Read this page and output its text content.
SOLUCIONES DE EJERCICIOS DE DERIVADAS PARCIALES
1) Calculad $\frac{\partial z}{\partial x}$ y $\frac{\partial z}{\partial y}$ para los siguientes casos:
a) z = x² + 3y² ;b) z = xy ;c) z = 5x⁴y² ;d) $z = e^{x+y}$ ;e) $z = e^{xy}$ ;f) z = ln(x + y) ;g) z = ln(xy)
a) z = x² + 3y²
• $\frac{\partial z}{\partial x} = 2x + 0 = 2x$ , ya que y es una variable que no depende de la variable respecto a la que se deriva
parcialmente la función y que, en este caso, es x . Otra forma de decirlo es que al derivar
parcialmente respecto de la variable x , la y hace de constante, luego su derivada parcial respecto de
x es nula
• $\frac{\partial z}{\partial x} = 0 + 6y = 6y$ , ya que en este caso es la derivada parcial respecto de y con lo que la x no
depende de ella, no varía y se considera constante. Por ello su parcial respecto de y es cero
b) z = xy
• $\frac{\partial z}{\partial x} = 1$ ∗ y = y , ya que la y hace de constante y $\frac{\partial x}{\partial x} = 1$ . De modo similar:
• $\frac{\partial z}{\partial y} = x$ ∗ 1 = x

+++

▶ **Exercise requirements**
Please quote the records above exactly, without skipping a line.

▶ **Written response**
Read this page and output its text content.
SOLUCIONES DE EJERCICIOS DE DERIVADAS PARCIALES
1) Calculad $\frac{\partial z}{\partial x}$ y $\frac{\partial z}{\partial y}$ para los siguientes casos:
a) z = x² + 3y² ;b) z = xy ;c) z = 5x⁴y² ;d) $z = e^{x+y}$ ;e) $z = e^{xy}$ ;f) z = ln(x + y) ;g) z = ln(xy)
a) z = x² + 3y²
• $\frac{\partial z}{\partial x} = 2x + 0 = 2x$ , ya que y es una variable que no depende de la variable respecto a la que se deriva
parcialmente la función y que, en este caso, es x . Otra forma de decirlo es que al derivar
parcialmente respecto de la variable x , la y hace de constante, luego su derivada parcial respecto de
x es nula
• $\frac{\partial z}{\partial x} = 0 + 6y = 6y$ , ya que en este caso es la derivada parcial respecto de y con lo que la x no
depende de ella, no varía y se considera constante. Por ello su parcial respecto de y es cero
b) z = xy
• $\frac{\partial z}{\partial x} = 1$ ∗ y = y , ya que la y hace de constante y $\frac{\partial x}{\partial x} = 1$ . De modo similar:
• $\frac{\partial z}{\partial y} = x$ ∗ 1 = x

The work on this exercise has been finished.